**WHAT TO PRODUCE**
Would you restate all the data that follows, word for word?

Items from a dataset

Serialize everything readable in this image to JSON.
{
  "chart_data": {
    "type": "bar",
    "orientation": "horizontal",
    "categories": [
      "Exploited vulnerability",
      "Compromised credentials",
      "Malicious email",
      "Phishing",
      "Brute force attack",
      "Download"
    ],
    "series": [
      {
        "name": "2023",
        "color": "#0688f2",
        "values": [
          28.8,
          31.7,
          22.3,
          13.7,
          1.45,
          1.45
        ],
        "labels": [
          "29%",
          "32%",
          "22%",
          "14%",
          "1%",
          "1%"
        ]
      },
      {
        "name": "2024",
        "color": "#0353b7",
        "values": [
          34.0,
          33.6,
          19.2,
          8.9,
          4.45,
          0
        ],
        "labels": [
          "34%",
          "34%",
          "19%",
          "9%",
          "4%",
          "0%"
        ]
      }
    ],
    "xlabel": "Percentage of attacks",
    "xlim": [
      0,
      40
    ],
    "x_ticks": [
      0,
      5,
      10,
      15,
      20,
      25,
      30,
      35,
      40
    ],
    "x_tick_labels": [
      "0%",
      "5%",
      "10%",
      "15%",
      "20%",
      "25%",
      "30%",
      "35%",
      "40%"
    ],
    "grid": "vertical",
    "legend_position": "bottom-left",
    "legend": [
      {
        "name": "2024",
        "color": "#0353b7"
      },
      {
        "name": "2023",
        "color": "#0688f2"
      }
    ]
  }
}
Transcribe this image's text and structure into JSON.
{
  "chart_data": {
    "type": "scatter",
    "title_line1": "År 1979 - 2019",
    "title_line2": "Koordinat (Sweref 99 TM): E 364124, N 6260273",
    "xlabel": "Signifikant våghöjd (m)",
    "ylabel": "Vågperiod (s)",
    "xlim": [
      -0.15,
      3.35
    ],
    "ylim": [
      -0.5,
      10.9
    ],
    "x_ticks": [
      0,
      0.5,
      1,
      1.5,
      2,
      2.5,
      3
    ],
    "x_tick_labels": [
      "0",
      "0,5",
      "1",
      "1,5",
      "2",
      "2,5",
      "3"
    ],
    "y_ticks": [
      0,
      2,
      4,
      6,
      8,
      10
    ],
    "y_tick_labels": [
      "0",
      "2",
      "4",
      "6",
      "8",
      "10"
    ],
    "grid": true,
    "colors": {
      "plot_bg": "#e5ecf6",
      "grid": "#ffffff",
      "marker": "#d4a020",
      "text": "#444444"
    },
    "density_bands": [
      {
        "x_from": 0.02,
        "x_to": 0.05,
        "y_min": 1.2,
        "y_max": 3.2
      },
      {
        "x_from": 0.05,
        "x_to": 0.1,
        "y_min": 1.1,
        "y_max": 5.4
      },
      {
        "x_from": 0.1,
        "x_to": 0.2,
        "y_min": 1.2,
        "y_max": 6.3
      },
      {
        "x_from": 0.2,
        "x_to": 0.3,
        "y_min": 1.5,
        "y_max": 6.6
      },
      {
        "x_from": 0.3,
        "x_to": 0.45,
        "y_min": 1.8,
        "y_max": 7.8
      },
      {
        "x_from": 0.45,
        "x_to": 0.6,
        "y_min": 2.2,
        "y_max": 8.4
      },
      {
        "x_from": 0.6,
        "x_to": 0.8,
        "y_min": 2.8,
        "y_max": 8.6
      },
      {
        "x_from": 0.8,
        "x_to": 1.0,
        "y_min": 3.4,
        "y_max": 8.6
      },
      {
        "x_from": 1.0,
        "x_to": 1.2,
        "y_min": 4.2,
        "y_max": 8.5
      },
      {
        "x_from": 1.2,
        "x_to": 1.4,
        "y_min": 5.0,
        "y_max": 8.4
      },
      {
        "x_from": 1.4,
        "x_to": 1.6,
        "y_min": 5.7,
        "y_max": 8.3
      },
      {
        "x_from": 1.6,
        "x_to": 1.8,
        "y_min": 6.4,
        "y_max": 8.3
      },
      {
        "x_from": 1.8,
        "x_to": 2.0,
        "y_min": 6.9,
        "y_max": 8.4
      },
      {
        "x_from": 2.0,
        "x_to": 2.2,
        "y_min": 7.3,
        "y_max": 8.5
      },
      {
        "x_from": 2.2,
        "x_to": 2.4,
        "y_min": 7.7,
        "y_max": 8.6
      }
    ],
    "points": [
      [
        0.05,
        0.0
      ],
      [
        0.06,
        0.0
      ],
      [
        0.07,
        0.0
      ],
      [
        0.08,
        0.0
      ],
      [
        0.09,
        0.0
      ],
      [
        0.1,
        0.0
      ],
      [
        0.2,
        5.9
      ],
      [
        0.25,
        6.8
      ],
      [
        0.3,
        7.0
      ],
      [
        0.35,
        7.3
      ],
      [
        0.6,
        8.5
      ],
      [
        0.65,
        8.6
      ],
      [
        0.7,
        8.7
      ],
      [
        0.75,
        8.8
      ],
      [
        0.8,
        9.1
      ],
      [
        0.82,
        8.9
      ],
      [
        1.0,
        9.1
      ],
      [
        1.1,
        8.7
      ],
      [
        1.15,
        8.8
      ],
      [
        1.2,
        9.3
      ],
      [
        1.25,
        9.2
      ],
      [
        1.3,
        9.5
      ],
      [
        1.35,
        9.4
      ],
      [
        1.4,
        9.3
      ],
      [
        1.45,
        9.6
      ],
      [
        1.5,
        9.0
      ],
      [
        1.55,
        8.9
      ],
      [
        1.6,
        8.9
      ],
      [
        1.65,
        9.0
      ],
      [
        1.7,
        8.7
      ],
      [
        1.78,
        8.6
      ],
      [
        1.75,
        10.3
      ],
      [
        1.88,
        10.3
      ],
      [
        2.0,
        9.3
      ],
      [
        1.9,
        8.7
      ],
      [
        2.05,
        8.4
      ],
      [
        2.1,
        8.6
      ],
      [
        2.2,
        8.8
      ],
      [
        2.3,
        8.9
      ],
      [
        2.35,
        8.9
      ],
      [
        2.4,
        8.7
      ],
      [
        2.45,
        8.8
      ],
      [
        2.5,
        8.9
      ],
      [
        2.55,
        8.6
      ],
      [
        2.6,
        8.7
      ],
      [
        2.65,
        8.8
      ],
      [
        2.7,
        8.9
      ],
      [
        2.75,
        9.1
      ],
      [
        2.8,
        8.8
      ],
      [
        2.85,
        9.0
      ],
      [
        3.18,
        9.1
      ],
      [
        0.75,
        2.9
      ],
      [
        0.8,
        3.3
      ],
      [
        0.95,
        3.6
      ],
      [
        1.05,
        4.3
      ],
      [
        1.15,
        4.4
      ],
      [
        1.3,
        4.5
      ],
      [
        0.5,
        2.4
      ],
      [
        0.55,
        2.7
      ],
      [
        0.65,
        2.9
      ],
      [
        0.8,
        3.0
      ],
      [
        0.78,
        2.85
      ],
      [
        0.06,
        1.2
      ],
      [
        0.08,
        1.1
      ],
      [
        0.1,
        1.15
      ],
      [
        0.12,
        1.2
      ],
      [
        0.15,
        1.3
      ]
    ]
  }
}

**RESULT**
Serialize everything readable in this image to JSON.
{
  "chart_data": {
    "type": "bar",
    "orientation": "horizontal",
    "categories": [
      "Exploited vulnerability",
      "Compromised credentials",
      "Malicious email",
      "Phishing",
      "Brute force attack",
      "Download"
    ],
    "series": [
      {
        "name": "2023",
        "color": "#0688f2",
        "values": [
          28.8,
          31.7,
          22.3,
          13.7,
          1.45,
          1.45
        ],
        "labels": [
          "29%",
          "32%",
          "22%",
          "14%",
          "1%",
          "1%"
        ]
      },
      {
        "name": "2024",
        "color": "#0353b7",
        "values": [
          34.0,
          33.6,
          19.2,
          8.9,
          4.45,
          0
        ],
        "labels": [
          "34%",
          "34%",
          "19%",
          "9%",
          "4%",
          "0%"
        ]
      }
    ],
    "xlabel": "Percentage of attacks",
    "xlim": [
      0,
      40
    ],
    "x_ticks": [
      0,
      5,
      10,
      15,
      20,
      25,
      30,
      35,
      40
    ],
    "x_tick_labels": [
      "0%",
      "5%",
      "10%",
      "15%",
      "20%",
      "25%",
      "30%",
      "35%",
      "40%"
    ],
    "grid": "vertical",
    "legend_position": "bottom-left",
    "legend": [
      {
        "name": "2024",
        "color": "#0353b7"
      },
      {
        "name": "2023",
        "color": "#0688f2"
      }
    ]
  }
}
Transcribe this image's text and structure into JSON.
{
  "chart_data": {
    "type": "scatter",
    "title_line1": "År 1979 - 2019",
    "title_line2": "Koordinat (Sweref 99 TM): E 364124, N 6260273",
    "xlabel": "Signifikant våghöjd (m)",
    "ylabel": "Vågperiod (s)",
    "xlim": [
      -0.15,
      3.35
    ],
    "ylim": [
      -0.5,
      10.9
    ],
    "x_ticks": [
      0,
      0.5,
      1,
      1.5,
      2,
      2.5,
      3
    ],
    "x_tick_labels": [
      "0",
      "0,5",
      "1",
      "1,5",
      "2",
      "2,5",
      "3"
    ],
    "y_ticks": [
      0,
      2,
      4,
      6,
      8,
      10
    ],
    "y_tick_labels": [
      "0",
      "2",
      "4",
      "6",
      "8",
      "10"
    ],
    "grid": true,
    "colors": {
      "plot_bg": "#e5ecf6",
      "grid": "#ffffff",
      "marker": "#d4a020",
      "text": "#444444"
    },
    "density_bands": [
      {
        "x_from": 0.02,
        "x_to": 0.05,
        "y_min": 1.2,
        "y_max": 3.2
      },
      {
        "x_from": 0.05,
        "x_to": 0.1,
        "y_min": 1.1,
        "y_max": 5.4
      },
      {
        "x_from": 0.1,
        "x_to": 0.2,
        "y_min": 1.2,
        "y_max": 6.3
      },
      {
        "x_from": 0.2,
        "x_to": 0.3,
        "y_min": 1.5,
        "y_max": 6.6
      },
      {
        "x_from": 0.3,
        "x_to": 0.45,
        "y_min": 1.8,
        "y_max": 7.8
      },
      {
        "x_from": 0.45,
        "x_to": 0.6,
        "y_min": 2.2,
        "y_max": 8.4
      },
      {
        "x_from": 0.6,
        "x_to": 0.8,
        "y_min": 2.8,
        "y_max": 8.6
      },
      {
        "x_from": 0.8,
        "x_to": 1.0,
        "y_min": 3.4,
        "y_max": 8.6
      },
      {
        "x_from": 1.0,
        "x_to": 1.2,
        "y_min": 4.2,
        "y_max": 8.5
      },
      {
        "x_from": 1.2,
        "x_to": 1.4,
        "y_min": 5.0,
        "y_max": 8.4
      },
      {
        "x_from": 1.4,
        "x_to": 1.6,
        "y_min": 5.7,
        "y_max": 8.3
      },
      {
        "x_from": 1.6,
        "x_to": 1.8,
        "y_min": 6.4,
        "y_max": 8.3
      },
      {
        "x_from": 1.8,
        "x_to": 2.0,
        "y_min": 6.9,
        "y_max": 8.4
      },
      {
        "x_from": 2.0,
        "x_to": 2.2,
        "y_min": 7.3,
        "y_max": 8.5
      },
      {
        "x_from": 2.2,
        "x_to": 2.4,
        "y_min": 7.7,
        "y_max": 8.6
      }
    ],
    "points": [
      [
        0.05,
        0.0
      ],
      [
        0.06,
        0.0
      ],
      [
        0.07,
        0.0
      ],
      [
        0.08,
        0.0
      ],
      [
        0.09,
        0.0
      ],
      [
        0.1,
        0.0
      ],
      [
        0.2,
        5.9
      ],
      [
        0.25,
        6.8
      ],
      [
        0.3,
        7.0
      ],
      [
        0.35,
        7.3
      ],
      [
        0.6,
        8.5
      ],
      [
        0.65,
        8.6
      ],
      [
        0.7,
        8.7
      ],
      [
        0.75,
        8.8
      ],
      [
        0.8,
        9.1
      ],
      [
        0.82,
        8.9
      ],
      [
        1.0,
        9.1
      ],
      [
        1.1,
        8.7
      ],
      [
        1.15,
        8.8
      ],
      [
        1.2,
        9.3
      ],
      [
        1.25,
        9.2
      ],
      [
        1.3,
        9.5
      ],
      [
        1.35,
        9.4
      ],
      [
        1.4,
        9.3
      ],
      [
        1.45,
        9.6
      ],
      [
        1.5,
        9.0
      ],
      [
        1.55,
        8.9
      ],
      [
        1.6,
        8.9
      ],
      [
        1.65,
        9.0
      ],
      [
        1.7,
        8.7
      ],
      [
        1.78,
        8.6
      ],
      [
        1.75,
        10.3
      ],
      [
        1.88,
        10.3
      ],
      [
        2.0,
        9.3
      ],
      [
        1.9,
        8.7
      ],
      [
        2.05,
        8.4
      ],
      [
        2.1,
        8.6
      ],
      [
        2.2,
        8.8
      ],
      [
        2.3,
        8.9
      ],
      [
        2.35,
        8.9
      ],
      [
        2.4,
        8.7
      ],
      [
        2.45,
        8.8
      ],
      [
        2.5,
        8.9
      ],
      [
        2.55,
        8.6
      ],
      [
        2.6,
        8.7
      ],
      [
        2.65,
        8.8
      ],
      [
        2.7,
        8.9
      ],
      [
        2.75,
        9.1
      ],
      [
        2.8,
        8.8
      ],
      [
        2.85,
        9.0
      ],
      [
        3.18,
        9.1
      ],
      [
        0.75,
        2.9
      ],
      [
        0.8,
        3.3
      ],
      [
        0.95,
        3.6
      ],
      [
        1.05,
        4.3
      ],
      [
        1.15,
        4.4
      ],
      [
        1.3,
        4.5
      ],
      [
        0.5,
        2.4
      ],
      [
        0.55,
        2.7
      ],
      [
        0.65,
        2.9
      ],
      [
        0.8,
        3.0
      ],
      [
        0.78,
        2.85
      ],
      [
        0.06,
        1.2
      ],
      [
        0.08,
        1.1
      ],
      [
        0.1,
        1.15
      ],
      [
        0.12,
        1.2
      ],
      [
        0.15,
        1.3
      ]
    ]
  }
}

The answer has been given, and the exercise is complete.